===== 提供テキスト

2019年3月28日木曜日

病理の話(308) AI以前に加藤さんが敵

先日の日経メディカルにインタビュー記事( https://medical.nikkeibp.co.jp/leaf/mem/pub/report/t328/201903/560220.html?n_cid=nbpnmo_twbn )が掲載された。

ぼくの腕の組み方がヘタクソなところが萌えポイントなのでちゃんと萌えて欲しい。



この企画を作り上げた日経メディカル編集部のKさん……とイニシャル処理しようと思ったが記事中にふつうに名前が書いてあるから本名表記でいいか……加藤さんは、2017年に日本病理学会のオープンフォーラムを共同企画した実績で(ぼくの中で)有名な、やり手の記者である。

彼はたぶんぼくを下僕のように考えている。ときどき無茶な依頼をくれる。

今回も無茶な依頼がきた。突貫的なインタビューが敢行され、羽田空港で謎の腕組み写真を撮影されるという嫌がらせをうけた。羽田空港といっても別にベンチャー企業の意識高い風シャレオツ写真を撮ってくれたわけではない。「工事中のブースでたまたま白い壁の場所がありました、その前で写真を撮りましょう」と、第2ターミナル1階到着フロアの端っこ(トイレ前)に連行され、警備員が頭の上にハテナを4個くらい点灯させるのをスルーしつつ、バシャバシャと25枚くらい写真を撮られた。羽田である意味は全くなかった。




ぼくはかねがね、

「病理組織診断なんてものは、AIによってほとんどすべて置き換わってしまってかまわない。ヒトがあえてルーチンの病理診断に従事する必要性を感じない」

ということを述べている。つまりは、「AIはヒトより優れている派」なのだが、加藤さんはそのぼくを、あえて

「AIが発展してもヒト病理診断の重要性は揺るがない派」

の論客に選んだ。まったくひどい。この記事でぼくはひたすら「自分の意に沿わないこと」を言わされているのである(笑)。

==========
===== 提供資料

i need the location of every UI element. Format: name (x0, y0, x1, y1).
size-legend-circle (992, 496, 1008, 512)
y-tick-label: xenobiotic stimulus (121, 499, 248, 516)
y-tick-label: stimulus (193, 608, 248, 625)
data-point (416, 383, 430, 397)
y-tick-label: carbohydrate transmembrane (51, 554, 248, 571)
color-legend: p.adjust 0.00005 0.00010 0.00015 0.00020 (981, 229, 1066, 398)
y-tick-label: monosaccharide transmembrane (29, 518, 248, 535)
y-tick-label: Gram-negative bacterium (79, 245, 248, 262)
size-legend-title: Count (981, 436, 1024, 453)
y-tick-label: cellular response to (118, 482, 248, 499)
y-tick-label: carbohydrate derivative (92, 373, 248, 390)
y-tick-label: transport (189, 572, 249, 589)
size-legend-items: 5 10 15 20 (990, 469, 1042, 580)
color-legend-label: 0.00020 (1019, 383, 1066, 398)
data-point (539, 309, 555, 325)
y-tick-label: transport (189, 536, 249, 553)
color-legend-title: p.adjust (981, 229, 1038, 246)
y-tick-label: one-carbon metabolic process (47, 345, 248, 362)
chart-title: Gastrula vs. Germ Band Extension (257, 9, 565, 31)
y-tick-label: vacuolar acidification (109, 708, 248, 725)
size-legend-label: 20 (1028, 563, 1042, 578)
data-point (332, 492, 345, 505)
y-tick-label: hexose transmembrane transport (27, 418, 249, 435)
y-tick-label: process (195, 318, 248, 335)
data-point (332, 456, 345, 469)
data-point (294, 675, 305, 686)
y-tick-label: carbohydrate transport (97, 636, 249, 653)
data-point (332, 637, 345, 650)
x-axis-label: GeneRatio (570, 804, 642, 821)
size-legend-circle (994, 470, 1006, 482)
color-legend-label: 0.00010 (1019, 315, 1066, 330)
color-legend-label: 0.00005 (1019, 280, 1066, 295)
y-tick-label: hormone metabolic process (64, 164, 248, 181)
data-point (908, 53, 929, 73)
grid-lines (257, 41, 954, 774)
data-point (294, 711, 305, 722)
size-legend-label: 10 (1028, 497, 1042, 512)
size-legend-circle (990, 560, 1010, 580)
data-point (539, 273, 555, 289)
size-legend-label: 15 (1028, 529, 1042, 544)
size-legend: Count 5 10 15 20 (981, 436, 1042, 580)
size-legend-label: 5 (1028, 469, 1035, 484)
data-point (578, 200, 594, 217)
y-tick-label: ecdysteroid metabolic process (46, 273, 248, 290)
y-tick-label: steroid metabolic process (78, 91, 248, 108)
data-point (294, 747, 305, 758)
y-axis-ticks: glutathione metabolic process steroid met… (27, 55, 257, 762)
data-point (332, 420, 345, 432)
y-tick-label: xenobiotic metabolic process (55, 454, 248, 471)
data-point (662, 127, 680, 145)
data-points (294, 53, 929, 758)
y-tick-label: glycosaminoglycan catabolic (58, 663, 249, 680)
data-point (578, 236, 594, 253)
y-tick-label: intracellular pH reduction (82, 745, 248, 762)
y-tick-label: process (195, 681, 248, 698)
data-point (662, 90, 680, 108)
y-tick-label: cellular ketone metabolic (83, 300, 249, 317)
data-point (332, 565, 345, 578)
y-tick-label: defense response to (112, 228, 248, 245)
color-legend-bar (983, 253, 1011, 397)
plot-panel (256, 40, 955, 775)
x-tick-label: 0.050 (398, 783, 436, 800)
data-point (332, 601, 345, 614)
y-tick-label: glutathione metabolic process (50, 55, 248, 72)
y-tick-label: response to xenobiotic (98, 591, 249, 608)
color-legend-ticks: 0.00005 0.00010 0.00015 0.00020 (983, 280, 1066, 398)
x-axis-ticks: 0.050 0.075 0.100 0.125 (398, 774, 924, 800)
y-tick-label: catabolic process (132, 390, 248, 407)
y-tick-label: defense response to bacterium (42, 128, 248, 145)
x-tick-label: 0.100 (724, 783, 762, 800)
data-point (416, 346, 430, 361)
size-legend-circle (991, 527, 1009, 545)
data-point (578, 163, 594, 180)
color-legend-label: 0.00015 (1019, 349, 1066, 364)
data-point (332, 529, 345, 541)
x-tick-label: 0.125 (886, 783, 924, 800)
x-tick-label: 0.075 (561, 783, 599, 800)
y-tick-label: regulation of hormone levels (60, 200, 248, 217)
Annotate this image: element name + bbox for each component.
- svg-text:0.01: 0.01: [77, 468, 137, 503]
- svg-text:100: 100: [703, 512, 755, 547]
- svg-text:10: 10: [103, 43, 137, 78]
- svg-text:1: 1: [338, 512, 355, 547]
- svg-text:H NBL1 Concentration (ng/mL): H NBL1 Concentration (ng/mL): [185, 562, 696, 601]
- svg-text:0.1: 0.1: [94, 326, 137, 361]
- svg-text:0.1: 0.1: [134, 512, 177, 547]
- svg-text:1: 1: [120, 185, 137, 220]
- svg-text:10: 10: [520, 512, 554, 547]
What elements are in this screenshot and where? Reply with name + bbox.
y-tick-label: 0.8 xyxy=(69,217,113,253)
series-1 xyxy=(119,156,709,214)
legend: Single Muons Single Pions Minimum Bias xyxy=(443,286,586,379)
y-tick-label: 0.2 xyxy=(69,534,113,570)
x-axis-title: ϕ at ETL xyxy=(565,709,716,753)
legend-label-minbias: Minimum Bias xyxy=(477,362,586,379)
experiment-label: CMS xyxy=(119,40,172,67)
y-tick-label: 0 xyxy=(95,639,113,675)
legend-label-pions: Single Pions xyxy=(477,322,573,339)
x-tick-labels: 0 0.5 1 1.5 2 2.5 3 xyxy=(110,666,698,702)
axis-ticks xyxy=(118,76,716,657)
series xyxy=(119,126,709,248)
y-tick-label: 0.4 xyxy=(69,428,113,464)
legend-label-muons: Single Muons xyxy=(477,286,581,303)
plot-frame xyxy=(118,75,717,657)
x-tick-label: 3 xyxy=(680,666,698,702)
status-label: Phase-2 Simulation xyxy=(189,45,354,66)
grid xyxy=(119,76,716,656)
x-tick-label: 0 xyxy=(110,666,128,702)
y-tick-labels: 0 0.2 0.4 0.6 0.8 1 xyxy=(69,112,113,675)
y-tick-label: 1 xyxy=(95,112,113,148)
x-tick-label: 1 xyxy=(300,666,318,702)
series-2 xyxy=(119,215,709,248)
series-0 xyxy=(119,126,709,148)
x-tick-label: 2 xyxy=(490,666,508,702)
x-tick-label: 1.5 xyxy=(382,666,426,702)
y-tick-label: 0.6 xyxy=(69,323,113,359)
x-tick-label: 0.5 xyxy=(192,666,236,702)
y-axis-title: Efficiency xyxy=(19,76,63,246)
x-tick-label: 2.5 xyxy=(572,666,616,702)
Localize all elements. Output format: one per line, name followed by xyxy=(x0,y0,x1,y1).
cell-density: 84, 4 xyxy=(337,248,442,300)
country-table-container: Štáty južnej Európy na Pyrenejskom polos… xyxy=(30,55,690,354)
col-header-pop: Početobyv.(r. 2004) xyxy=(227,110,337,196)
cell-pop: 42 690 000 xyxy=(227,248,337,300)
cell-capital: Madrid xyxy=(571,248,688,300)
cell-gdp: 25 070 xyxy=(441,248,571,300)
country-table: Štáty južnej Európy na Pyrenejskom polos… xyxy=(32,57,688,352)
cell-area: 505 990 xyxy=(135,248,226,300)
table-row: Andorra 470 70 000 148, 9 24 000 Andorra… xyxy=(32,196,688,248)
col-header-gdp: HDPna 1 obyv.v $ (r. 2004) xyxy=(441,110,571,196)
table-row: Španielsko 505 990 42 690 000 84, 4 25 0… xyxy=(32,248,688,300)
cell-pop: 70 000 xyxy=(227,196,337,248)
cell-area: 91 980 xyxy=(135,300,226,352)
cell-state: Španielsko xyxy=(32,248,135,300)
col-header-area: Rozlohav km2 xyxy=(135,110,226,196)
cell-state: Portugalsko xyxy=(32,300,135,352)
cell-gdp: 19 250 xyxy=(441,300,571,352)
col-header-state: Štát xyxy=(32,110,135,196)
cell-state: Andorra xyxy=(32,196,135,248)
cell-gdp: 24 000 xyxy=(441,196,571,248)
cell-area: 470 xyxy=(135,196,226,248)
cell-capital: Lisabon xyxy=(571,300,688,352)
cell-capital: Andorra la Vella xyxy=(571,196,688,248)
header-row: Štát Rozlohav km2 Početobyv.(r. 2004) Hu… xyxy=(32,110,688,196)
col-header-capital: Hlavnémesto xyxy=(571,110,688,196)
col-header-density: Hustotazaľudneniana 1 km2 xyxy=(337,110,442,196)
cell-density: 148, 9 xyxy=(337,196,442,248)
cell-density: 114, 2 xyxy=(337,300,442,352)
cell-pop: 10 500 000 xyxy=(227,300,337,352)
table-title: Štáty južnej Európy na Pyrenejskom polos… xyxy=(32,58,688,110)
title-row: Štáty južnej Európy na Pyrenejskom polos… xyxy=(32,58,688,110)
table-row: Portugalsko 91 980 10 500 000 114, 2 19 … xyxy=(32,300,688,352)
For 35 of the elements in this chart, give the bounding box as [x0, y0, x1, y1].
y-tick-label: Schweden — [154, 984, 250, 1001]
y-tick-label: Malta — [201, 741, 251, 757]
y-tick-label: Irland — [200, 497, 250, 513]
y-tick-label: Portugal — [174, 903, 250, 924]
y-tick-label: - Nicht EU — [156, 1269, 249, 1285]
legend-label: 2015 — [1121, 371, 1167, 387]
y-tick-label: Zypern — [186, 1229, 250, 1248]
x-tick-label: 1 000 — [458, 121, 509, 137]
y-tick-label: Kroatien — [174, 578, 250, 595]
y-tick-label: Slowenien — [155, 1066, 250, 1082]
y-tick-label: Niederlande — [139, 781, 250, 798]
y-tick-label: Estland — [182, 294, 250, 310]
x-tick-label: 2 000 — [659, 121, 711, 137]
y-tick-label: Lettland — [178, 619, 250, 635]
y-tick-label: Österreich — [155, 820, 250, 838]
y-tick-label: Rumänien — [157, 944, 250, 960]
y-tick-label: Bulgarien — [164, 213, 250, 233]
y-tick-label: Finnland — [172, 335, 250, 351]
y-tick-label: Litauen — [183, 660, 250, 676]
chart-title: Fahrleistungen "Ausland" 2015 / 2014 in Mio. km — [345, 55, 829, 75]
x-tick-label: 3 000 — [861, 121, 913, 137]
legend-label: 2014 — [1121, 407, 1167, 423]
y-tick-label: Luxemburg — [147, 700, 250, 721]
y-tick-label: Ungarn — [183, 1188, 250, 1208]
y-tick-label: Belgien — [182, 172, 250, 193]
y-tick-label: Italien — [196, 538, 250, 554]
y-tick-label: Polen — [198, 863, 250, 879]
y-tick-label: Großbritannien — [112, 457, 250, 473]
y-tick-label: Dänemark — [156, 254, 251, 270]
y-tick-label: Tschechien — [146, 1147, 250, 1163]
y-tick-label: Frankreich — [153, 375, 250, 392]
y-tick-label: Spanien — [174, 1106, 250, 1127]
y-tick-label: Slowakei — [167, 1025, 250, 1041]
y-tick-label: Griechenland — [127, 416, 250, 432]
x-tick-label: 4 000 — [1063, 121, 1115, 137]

==========

提供テキストの「病理の話(308) AI以前に加藤さんが敵」から「有名な、やり手の記者である。」までを、一字も変えずに出力せよ。

病理の話(308) AI以前に加藤さんが敵

先日の日経メディカルにインタビュー記事( https://medical.nikkeibp.co.jp/leaf/mem/pub/report/t328/201903/560220.html?n_cid=nbpnmo_twbn )が掲載された。

ぼくの腕の組み方がヘタクソなところが萌えポイントなのでちゃんと萌えて欲しい。



この企画を作り上げた日経メディカル編集部のKさん……とイニシャル処理しようと思ったが記事中にふつうに名前が書いてあるから本名表記でいいか……加藤さんは、2017年に日本病理学会のオープンフォーラムを共同企画した実績で(ぼくの中で)有名な、やり手の記者である。